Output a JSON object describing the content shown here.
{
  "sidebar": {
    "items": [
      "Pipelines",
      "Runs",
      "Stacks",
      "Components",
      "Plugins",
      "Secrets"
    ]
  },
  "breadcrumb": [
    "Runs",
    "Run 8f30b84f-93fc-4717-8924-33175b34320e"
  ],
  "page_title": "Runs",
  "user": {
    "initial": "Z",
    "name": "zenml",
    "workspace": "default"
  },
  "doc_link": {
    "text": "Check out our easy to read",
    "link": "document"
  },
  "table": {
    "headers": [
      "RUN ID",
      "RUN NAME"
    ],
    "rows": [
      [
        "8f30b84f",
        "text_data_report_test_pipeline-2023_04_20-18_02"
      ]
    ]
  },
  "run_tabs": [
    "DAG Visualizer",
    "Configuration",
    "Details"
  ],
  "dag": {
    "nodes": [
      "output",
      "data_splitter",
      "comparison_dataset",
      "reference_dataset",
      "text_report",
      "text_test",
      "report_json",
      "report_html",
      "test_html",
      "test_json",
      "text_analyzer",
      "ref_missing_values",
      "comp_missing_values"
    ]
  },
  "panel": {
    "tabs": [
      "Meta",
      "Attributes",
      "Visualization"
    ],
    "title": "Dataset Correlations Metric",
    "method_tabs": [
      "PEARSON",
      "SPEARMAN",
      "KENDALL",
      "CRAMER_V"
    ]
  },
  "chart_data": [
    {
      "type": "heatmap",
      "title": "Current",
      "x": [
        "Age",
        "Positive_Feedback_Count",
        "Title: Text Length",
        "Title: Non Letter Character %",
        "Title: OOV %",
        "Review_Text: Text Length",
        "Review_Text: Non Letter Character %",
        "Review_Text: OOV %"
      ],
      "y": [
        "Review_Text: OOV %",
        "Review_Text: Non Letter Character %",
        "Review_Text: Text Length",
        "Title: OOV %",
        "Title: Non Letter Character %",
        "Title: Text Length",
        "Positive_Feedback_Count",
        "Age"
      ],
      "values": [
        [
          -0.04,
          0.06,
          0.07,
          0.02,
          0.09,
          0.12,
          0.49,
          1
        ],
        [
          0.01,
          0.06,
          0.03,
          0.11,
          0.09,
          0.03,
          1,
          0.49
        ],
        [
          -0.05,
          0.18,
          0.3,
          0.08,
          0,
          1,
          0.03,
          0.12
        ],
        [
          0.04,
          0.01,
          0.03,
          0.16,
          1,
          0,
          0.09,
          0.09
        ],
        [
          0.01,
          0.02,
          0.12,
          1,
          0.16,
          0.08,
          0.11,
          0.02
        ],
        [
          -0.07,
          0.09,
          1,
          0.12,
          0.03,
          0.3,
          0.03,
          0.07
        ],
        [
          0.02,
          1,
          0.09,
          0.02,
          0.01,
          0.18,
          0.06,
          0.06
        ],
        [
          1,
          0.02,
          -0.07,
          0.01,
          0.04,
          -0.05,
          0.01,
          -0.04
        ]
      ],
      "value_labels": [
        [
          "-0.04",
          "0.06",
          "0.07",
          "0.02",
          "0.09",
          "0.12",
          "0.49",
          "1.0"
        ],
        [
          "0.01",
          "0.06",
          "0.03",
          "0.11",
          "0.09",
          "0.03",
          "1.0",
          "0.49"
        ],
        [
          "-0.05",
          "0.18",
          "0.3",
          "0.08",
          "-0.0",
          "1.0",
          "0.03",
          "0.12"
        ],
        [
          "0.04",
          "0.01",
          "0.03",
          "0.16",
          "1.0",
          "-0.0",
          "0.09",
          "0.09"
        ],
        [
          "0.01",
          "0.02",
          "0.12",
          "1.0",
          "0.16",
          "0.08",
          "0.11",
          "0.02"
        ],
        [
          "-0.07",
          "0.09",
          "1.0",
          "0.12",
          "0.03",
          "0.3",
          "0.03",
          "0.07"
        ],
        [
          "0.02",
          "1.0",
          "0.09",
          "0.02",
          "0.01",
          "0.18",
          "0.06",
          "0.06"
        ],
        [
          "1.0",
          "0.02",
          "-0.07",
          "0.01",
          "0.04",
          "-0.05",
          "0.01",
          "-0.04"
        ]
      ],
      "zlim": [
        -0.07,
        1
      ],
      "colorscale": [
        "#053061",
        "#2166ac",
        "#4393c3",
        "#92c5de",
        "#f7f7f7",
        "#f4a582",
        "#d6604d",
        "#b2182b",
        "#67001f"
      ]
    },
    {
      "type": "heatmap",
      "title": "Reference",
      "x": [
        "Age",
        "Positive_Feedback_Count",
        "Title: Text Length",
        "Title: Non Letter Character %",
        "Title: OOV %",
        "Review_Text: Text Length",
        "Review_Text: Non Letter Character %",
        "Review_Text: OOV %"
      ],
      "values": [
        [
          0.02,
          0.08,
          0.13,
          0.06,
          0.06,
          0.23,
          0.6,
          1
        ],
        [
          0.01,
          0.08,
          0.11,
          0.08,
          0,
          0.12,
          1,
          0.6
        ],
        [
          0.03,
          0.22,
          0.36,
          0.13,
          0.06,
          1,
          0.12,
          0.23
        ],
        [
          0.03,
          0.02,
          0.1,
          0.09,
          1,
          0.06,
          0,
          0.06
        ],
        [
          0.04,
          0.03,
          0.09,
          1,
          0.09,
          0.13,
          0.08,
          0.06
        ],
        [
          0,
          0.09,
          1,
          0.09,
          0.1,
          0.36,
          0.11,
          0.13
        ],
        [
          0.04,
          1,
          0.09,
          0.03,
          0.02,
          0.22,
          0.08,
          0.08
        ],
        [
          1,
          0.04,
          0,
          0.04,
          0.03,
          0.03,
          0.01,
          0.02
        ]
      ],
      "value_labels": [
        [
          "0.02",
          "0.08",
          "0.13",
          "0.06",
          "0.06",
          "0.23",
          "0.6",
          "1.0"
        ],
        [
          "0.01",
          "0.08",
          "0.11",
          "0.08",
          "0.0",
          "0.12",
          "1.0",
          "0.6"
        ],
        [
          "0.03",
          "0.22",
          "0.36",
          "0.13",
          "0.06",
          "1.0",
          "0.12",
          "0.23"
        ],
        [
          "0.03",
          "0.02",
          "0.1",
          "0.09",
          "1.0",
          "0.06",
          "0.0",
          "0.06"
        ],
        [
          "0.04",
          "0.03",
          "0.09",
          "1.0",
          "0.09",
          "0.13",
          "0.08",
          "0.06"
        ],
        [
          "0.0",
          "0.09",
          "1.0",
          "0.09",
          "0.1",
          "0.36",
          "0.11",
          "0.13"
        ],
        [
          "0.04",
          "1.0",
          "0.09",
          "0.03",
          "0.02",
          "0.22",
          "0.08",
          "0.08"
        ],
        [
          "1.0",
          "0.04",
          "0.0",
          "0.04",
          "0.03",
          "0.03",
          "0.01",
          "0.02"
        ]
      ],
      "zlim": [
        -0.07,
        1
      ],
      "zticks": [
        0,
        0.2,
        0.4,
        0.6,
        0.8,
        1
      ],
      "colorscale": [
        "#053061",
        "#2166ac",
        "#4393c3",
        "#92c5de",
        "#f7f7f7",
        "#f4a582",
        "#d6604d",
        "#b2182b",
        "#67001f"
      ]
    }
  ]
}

__________

To do: Quote the listing in full, please, keeping every line exact.

Answer to this problem:
Output a JSON object describing the content shown here.
{
  "sidebar": {
    "items": [
      "Pipelines",
      "Runs",
      "Stacks",
      "Components",
      "Plugins",
      "Secrets"
    ]
  },
  "breadcrumb": [
    "Runs",
    "Run 8f30b84f-93fc-4717-8924-33175b34320e"
  ],
  "page_title": "Runs",
  "user": {
    "initial": "Z",
    "name": "zenml",
    "workspace": "default"
  },
  "doc_link": {
    "text": "Check out our easy to read",
    "link": "document"
  },
  "table": {
    "headers": [
      "RUN ID",
      "RUN NAME"
    ],
    "rows": [
      [
        "8f30b84f",
        "text_data_report_test_pipeline-2023_04_20-18_02"
      ]
    ]
  },
  "run_tabs": [
    "DAG Visualizer",
    "Configuration",
    "Details"
  ],
  "dag": {
    "nodes": [
      "output",
      "data_splitter",
      "comparison_dataset",
      "reference_dataset",
      "text_report",
      "text_test",
      "report_json",
      "report_html",
      "test_html",
      "test_json",
      "text_analyzer",
      "ref_missing_values",
      "comp_missing_values"
    ]
  },
  "panel": {
    "tabs": [
      "Meta",
      "Attributes",
      "Visualization"
    ],
    "title": "Dataset Correlations Metric",
    "method_tabs": [
      "PEARSON",
      "SPEARMAN",
      "KENDALL",
      "CRAMER_V"
    ]
  },
  "chart_data": [
    {
      "type": "heatmap",
      "title": "Current",
      "x": [
        "Age",
        "Positive_Feedback_Count",
        "Title: Text Length",
        "Title: Non Letter Character %",
        "Title: OOV %",
        "Review_Text: Text Length",
        "Review_Text: Non Letter Character %",
        "Review_Text: OOV %"
      ],
      "y": [
        "Review_Text: OOV %",
        "Review_Text: Non Letter Character %",
        "Review_Text: Text Length",
        "Title: OOV %",
        "Title: Non Letter Character %",
        "Title: Text Length",
        "Positive_Feedback_Count",
        "Age"
      ],
      "values": [
        [
          -0.04,
          0.06,
          0.07,
          0.02,
          0.09,
          0.12,
          0.49,
          1
        ],
        [
          0.01,
          0.06,
          0.03,
          0.11,
          0.09,
          0.03,
          1,
          0.49
        ],
        [
          -0.05,
          0.18,
          0.3,
          0.08,
          0,
          1,
          0.03,
          0.12
        ],
        [
          0.04,
          0.01,
          0.03,
          0.16,
          1,
          0,
          0.09,
          0.09
        ],
        [
          0.01,
          0.02,
          0.12,
          1,
          0.16,
          0.08,
          0.11,
          0.02
        ],
        [
          -0.07,
          0.09,
          1,
          0.12,
          0.03,
          0.3,
          0.03,
          0.07
        ],
        [
          0.02,
          1,
          0.09,
          0.02,
          0.01,
          0.18,
          0.06,
          0.06
        ],
        [
          1,
          0.02,
          -0.07,
          0.01,
          0.04,
          -0.05,
          0.01,
          -0.04
        ]
      ],
      "value_labels": [
        [
          "-0.04",
          "0.06",
          "0.07",
          "0.02",
          "0.09",
          "0.12",
          "0.49",
          "1.0"
        ],
        [
          "0.01",
          "0.06",
          "0.03",
          "0.11",
          "0.09",
          "0.03",
          "1.0",
          "0.49"
        ],
        [
          "-0.05",
          "0.18",
          "0.3",
          "0.08",
          "-0.0",
          "1.0",
          "0.03",
          "0.12"
        ],
        [
          "0.04",
          "0.01",
          "0.03",
          "0.16",
          "1.0",
          "-0.0",
          "0.09",
          "0.09"
        ],
        [
          "0.01",
          "0.02",
          "0.12",
          "1.0",
          "0.16",
          "0.08",
          "0.11",
          "0.02"
        ],
        [
          "-0.07",
          "0.09",
          "1.0",
          "0.12",
          "0.03",
          "0.3",
          "0.03",
          "0.07"
        ],
        [
          "0.02",
          "1.0",
          "0.09",
          "0.02",
          "0.01",
          "0.18",
          "0.06",
          "0.06"
        ],
        [
          "1.0",
          "0.02",
          "-0.07",
          "0.01",
          "0.04",
          "-0.05",
          "0.01",
          "-0.04"
        ]
      ],
      "zlim": [
        -0.07,
        1
      ],
      "colorscale": [
        "#053061",
        "#2166ac",
        "#4393c3",
        "#92c5de",
        "#f7f7f7",
        "#f4a582",
        "#d6604d",
        "#b2182b",
        "#67001f"
      ]
    },
    {
      "type": "heatmap",
      "title": "Reference",
      "x": [
        "Age",
        "Positive_Feedback_Count",
        "Title: Text Length",
        "Title: Non Letter Character %",
        "Title: OOV %",
        "Review_Text: Text Length",
        "Review_Text: Non Letter Character %",
        "Review_Text: OOV %"
      ],
      "values": [
        [
          0.02,
          0.08,
          0.13,
          0.06,
          0.06,
          0.23,
          0.6,
          1
        ],
        [
          0.01,
          0.08,
          0.11,
          0.08,
          0,
          0.12,
          1,
          0.6
        ],
        [
          0.03,
          0.22,
          0.36,
          0.13,
          0.06,
          1,
          0.12,
          0.23
        ],
        [
          0.03,
          0.02,
          0.1,
          0.09,
          1,
          0.06,
          0,
          0.06
        ],
        [
          0.04,
          0.03,
          0.09,
          1,
          0.09,
          0.13,
          0.08,
          0.06
        ],
        [
          0,
          0.09,
          1,
          0.09,
          0.1,
          0.36,
          0.11,
          0.13
        ],
        [
          0.04,
          1,
          0.09,
          0.03,
          0.02,
          0.22,
          0.08,
          0.08
        ],
        [
          1,
          0.04,
          0,
          0.04,
          0.03,
          0.03,
          0.01,
          0.02
        ]
      ],
      "value_labels": [
        [
          "0.02",
          "0.08",
          "0.13",
          "0.06",
          "0.06",
          "0.23",
          "0.6",
          "1.0"
        ],
        [
          "0.01",
          "0.08",
          "0.11",
          "0.08",
          "0.0",
          "0.12",
          "1.0",
          "0.6"
        ],
        [
          "0.03",
          "0.22",
          "0.36",
          "0.13",
          "0.06",
          "1.0",
          "0.12",
          "0.23"
        ],
        [
          "0.03",
          "0.02",
          "0.1",
          "0.09",
          "1.0",
          "0.06",
          "0.0",
          "0.06"
        ],
        [
          "0.04",
          "0.03",
          "0.09",
          "1.0",
          "0.09",
          "0.13",
          "0.08",
          "0.06"
        ],
        [
          "0.0",
          "0.09",
          "1.0",
          "0.09",
          "0.1",
          "0.36",
          "0.11",
          "0.13"
        ],
        [
          "0.04",
          "1.0",
          "0.09",
          "0.03",
          "0.02",
          "0.22",
          "0.08",
          "0.08"
        ],
        [
          "1.0",
          "0.04",
          "0.0",
          "0.04",
          "0.03",
          "0.03",
          "0.01",
          "0.02"
        ]
      ],
      "zlim": [
        -0.07,
        1
      ],
      "zticks": [
        0,
        0.2,
        0.4,
        0.6,
        0.8,
        1
      ],
      "colorscale": [
        "#053061",
        "#2166ac",
        "#4393c3",
        "#92c5de",
        "#f7f7f7",
        "#f4a582",
        "#d6604d",
        "#b2182b",
        "#67001f"
      ]
    }
  ]
}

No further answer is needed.